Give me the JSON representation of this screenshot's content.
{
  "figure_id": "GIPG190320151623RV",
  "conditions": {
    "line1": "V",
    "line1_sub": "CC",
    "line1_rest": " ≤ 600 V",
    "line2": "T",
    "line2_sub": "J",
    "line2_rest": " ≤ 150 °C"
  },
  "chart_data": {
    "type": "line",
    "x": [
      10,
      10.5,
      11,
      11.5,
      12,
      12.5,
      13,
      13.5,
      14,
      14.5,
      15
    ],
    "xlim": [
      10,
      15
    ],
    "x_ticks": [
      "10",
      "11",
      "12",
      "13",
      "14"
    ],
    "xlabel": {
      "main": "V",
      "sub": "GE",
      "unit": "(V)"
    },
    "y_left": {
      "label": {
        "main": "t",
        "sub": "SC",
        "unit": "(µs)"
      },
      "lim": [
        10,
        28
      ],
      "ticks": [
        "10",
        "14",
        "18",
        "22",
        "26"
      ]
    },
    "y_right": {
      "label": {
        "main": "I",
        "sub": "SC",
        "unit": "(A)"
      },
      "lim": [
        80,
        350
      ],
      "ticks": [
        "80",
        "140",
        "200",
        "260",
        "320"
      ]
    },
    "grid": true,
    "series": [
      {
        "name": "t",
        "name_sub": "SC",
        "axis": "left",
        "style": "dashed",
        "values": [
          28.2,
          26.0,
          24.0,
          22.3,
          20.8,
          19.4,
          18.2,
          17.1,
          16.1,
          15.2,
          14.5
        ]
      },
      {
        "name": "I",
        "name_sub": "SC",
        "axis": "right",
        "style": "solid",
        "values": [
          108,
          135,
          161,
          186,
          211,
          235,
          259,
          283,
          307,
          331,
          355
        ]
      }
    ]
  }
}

**Work instructions:** Return the listing above in its exact form.

**Reply:**
Give me the JSON representation of this screenshot's content.
{
  "figure_id": "GIPG190320151623RV",
  "conditions": {
    "line1": "V",
    "line1_sub": "CC",
    "line1_rest": " ≤ 600 V",
    "line2": "T",
    "line2_sub": "J",
    "line2_rest": " ≤ 150 °C"
  },
  "chart_data": {
    "type": "line",
    "x": [
      10,
      10.5,
      11,
      11.5,
      12,
      12.5,
      13,
      13.5,
      14,
      14.5,
      15
    ],
    "xlim": [
      10,
      15
    ],
    "x_ticks": [
      "10",
      "11",
      "12",
      "13",
      "14"
    ],
    "xlabel": {
      "main": "V",
      "sub": "GE",
      "unit": "(V)"
    },
    "y_left": {
      "label": {
        "main": "t",
        "sub": "SC",
        "unit": "(µs)"
      },
      "lim": [
        10,
        28
      ],
      "ticks": [
        "10",
        "14",
        "18",
        "22",
        "26"
      ]
    },
    "y_right": {
      "label": {
        "main": "I",
        "sub": "SC",
        "unit": "(A)"
      },
      "lim": [
        80,
        350
      ],
      "ticks": [
        "80",
        "140",
        "200",
        "260",
        "320"
      ]
    },
    "grid": true,
    "series": [
      {
        "name": "t",
        "name_sub": "SC",
        "axis": "left",
        "style": "dashed",
        "values": [
          28.2,
          26.0,
          24.0,
          22.3,
          20.8,
          19.4,
          18.2,
          17.1,
          16.1,
          15.2,
          14.5
        ]
      },
      {
        "name": "I",
        "name_sub": "SC",
        "axis": "right",
        "style": "solid",
        "values": [
          108,
          135,
          161,
          186,
          211,
          235,
          259,
          283,
          307,
          331,
          355
        ]
      }
    ]
  }
}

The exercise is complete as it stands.